Work required:
Repeat each line exactly as it is written.

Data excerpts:
──────────────────────────────

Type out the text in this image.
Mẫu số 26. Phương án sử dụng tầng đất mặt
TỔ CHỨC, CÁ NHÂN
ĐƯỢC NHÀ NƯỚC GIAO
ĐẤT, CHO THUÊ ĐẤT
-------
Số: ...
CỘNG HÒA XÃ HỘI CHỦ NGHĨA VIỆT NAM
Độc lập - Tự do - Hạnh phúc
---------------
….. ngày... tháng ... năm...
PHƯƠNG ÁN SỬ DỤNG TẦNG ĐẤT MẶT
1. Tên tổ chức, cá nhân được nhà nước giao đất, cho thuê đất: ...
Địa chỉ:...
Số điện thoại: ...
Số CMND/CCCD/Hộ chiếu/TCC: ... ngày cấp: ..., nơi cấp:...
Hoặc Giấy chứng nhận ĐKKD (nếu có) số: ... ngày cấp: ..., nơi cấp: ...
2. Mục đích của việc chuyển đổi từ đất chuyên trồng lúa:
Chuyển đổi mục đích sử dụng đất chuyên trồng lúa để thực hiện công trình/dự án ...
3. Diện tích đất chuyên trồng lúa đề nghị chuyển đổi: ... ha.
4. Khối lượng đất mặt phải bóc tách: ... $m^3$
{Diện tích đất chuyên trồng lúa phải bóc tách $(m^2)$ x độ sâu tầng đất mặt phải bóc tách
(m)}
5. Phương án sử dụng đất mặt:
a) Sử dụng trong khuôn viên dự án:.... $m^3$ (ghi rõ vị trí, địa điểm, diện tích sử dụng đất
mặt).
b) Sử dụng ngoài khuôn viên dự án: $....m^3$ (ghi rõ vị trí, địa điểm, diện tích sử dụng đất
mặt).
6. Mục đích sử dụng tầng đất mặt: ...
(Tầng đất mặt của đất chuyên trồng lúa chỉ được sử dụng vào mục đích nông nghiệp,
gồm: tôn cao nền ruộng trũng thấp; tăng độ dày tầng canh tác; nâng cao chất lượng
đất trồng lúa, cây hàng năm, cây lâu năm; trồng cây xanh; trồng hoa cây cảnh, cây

──────────────────────────────

The reply:
Type out the text in this image.
Mẫu số 26. Phương án sử dụng tầng đất mặt
TỔ CHỨC, CÁ NHÂN
ĐƯỢC NHÀ NƯỚC GIAO
ĐẤT, CHO THUÊ ĐẤT
-------
Số: ...
CỘNG HÒA XÃ HỘI CHỦ NGHĨA VIỆT NAM
Độc lập - Tự do - Hạnh phúc
---------------
….. ngày... tháng ... năm...
PHƯƠNG ÁN SỬ DỤNG TẦNG ĐẤT MẶT
1. Tên tổ chức, cá nhân được nhà nước giao đất, cho thuê đất: ...
Địa chỉ:...
Số điện thoại: ...
Số CMND/CCCD/Hộ chiếu/TCC: ... ngày cấp: ..., nơi cấp:...
Hoặc Giấy chứng nhận ĐKKD (nếu có) số: ... ngày cấp: ..., nơi cấp: ...
2. Mục đích của việc chuyển đổi từ đất chuyên trồng lúa:
Chuyển đổi mục đích sử dụng đất chuyên trồng lúa để thực hiện công trình/dự án ...
3. Diện tích đất chuyên trồng lúa đề nghị chuyển đổi: ... ha.
4. Khối lượng đất mặt phải bóc tách: ... $m^3$
{Diện tích đất chuyên trồng lúa phải bóc tách $(m^2)$ x độ sâu tầng đất mặt phải bóc tách
(m)}
5. Phương án sử dụng đất mặt:
a) Sử dụng trong khuôn viên dự án:.... $m^3$ (ghi rõ vị trí, địa điểm, diện tích sử dụng đất
mặt).
b) Sử dụng ngoài khuôn viên dự án: $....m^3$ (ghi rõ vị trí, địa điểm, diện tích sử dụng đất
mặt).
6. Mục đích sử dụng tầng đất mặt: ...
(Tầng đất mặt của đất chuyên trồng lúa chỉ được sử dụng vào mục đích nông nghiệp,
gồm: tôn cao nền ruộng trũng thấp; tăng độ dày tầng canh tác; nâng cao chất lượng
đất trồng lúa, cây hàng năm, cây lâu năm; trồng cây xanh; trồng hoa cây cảnh, cây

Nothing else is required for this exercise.